_Job_: Give every line from the entries that contains "ΜΗΝΑ".

_Records shown_:
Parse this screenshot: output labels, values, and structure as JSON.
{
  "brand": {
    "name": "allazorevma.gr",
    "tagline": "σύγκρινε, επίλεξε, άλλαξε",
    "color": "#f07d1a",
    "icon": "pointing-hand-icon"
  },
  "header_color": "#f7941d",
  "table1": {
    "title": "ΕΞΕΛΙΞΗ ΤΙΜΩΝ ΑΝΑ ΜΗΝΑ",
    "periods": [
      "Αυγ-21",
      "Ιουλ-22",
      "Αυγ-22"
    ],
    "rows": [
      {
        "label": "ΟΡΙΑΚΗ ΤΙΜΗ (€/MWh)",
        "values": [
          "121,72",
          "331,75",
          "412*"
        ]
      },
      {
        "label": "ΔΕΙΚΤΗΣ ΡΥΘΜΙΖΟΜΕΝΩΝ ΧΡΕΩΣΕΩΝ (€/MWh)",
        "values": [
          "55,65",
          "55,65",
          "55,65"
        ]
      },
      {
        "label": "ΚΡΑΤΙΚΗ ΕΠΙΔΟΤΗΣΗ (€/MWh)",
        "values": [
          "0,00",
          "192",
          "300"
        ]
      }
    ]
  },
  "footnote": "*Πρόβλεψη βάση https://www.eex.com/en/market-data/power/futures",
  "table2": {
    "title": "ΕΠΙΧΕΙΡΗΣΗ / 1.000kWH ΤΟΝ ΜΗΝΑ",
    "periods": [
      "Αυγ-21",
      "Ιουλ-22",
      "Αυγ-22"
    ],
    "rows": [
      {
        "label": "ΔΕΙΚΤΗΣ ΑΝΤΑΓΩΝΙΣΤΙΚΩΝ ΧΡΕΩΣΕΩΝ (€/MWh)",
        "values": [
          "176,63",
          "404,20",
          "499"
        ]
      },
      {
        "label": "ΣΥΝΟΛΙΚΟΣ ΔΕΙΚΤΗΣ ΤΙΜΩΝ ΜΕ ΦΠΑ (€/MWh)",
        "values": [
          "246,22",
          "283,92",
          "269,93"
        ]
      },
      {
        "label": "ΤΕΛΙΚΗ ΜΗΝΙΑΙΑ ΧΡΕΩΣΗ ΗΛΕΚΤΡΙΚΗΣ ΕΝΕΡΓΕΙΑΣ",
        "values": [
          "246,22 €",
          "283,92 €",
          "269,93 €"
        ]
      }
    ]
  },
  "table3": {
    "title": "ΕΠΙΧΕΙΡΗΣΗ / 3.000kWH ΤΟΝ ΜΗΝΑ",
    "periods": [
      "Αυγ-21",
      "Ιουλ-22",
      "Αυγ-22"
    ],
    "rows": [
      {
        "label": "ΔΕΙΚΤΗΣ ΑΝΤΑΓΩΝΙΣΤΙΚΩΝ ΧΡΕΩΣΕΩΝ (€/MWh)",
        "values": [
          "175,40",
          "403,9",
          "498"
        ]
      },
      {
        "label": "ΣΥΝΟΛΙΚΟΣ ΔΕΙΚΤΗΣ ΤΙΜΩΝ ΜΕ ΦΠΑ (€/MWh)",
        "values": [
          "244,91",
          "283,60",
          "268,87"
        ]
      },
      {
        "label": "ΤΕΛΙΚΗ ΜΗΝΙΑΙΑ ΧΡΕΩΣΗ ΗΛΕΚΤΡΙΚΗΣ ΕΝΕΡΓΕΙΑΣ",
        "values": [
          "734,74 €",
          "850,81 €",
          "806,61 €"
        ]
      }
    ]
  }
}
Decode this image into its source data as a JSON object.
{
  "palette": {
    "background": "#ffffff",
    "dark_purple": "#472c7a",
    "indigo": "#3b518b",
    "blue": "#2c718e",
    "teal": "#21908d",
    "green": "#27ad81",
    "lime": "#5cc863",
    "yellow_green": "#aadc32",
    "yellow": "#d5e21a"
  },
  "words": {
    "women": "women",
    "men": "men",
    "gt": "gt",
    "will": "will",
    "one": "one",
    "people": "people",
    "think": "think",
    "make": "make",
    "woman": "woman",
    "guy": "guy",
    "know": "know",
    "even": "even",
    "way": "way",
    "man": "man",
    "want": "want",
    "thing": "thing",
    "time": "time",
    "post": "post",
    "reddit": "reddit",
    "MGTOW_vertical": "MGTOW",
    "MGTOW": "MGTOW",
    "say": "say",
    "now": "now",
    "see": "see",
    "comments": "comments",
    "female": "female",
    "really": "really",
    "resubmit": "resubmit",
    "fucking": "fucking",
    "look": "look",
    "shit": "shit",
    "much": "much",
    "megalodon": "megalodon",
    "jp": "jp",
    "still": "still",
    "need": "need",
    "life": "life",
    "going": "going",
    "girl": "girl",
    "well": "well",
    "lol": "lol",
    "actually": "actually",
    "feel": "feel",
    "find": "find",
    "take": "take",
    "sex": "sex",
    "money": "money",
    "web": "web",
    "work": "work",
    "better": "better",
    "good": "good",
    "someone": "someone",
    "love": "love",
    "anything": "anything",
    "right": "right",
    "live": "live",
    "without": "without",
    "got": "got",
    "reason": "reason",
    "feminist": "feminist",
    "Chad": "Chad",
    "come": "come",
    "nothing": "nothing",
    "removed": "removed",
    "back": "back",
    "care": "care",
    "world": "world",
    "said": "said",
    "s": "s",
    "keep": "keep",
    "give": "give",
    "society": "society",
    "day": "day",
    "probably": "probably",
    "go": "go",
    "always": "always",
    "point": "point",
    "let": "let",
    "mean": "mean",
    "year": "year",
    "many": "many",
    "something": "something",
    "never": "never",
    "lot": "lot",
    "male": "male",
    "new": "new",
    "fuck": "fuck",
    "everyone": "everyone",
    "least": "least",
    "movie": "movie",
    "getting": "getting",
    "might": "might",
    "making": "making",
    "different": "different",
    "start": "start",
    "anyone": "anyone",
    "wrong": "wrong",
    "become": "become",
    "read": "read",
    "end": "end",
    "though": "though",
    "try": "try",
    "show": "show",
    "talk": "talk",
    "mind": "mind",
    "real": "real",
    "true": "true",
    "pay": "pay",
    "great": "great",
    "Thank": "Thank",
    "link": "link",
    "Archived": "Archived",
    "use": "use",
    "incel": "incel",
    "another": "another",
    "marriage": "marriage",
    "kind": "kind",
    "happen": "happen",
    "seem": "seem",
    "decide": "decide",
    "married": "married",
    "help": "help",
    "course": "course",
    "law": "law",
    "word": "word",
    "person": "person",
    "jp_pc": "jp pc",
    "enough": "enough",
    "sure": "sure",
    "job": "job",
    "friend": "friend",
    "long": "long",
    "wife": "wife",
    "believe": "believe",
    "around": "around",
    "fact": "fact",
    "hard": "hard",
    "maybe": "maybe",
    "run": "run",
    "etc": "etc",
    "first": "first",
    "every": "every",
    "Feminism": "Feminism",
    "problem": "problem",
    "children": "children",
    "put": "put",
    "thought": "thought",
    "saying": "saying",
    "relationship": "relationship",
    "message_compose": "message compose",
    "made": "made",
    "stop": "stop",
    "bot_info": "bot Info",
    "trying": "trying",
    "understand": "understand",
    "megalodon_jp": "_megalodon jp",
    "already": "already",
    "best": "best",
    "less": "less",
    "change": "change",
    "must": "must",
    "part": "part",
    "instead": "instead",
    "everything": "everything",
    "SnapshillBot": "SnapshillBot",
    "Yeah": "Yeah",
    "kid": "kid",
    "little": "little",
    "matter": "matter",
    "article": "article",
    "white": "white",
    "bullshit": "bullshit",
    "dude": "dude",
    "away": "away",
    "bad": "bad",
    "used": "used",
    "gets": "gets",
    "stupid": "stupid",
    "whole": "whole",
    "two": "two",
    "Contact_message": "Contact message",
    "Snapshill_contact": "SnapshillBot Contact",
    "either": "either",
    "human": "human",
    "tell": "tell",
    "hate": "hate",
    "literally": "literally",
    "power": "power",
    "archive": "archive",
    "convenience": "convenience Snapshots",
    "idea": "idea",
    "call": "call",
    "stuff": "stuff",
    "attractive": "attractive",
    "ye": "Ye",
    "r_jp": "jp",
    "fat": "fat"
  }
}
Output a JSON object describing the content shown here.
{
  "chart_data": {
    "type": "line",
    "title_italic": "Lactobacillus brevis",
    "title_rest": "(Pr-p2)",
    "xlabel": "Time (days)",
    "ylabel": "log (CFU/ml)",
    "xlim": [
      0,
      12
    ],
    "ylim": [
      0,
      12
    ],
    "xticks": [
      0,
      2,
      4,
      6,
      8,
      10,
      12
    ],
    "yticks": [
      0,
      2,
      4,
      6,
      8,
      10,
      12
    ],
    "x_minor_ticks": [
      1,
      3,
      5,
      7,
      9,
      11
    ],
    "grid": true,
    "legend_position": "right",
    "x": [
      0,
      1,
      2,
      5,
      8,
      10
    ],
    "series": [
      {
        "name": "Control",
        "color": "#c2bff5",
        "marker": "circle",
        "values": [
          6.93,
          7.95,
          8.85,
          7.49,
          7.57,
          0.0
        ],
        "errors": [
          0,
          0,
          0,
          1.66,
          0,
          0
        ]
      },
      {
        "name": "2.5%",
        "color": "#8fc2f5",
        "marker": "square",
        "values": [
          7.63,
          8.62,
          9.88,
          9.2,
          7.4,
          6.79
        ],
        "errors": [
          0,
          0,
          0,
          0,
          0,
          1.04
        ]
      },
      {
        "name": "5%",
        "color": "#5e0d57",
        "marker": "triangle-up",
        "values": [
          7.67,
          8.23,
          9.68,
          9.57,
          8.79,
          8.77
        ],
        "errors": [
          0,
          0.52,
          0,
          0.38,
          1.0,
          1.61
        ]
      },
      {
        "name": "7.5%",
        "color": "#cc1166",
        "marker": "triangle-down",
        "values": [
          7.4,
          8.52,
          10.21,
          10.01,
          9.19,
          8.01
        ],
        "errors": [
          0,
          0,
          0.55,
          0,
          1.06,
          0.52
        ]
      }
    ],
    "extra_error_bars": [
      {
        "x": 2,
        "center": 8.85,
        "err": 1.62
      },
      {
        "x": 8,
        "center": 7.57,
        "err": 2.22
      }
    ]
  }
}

_Response to the task_:
    "title": "ΕΞΕΛΙΞΗ ΤΙΜΩΝ ΑΝΑ ΜΗΝΑ",
    "title": "ΕΠΙΧΕΙΡΗΣΗ / 1.000kWH ΤΟΝ ΜΗΝΑ",
    "title": "ΕΠΙΧΕΙΡΗΣΗ / 3.000kWH ΤΟΝ ΜΗΝΑ",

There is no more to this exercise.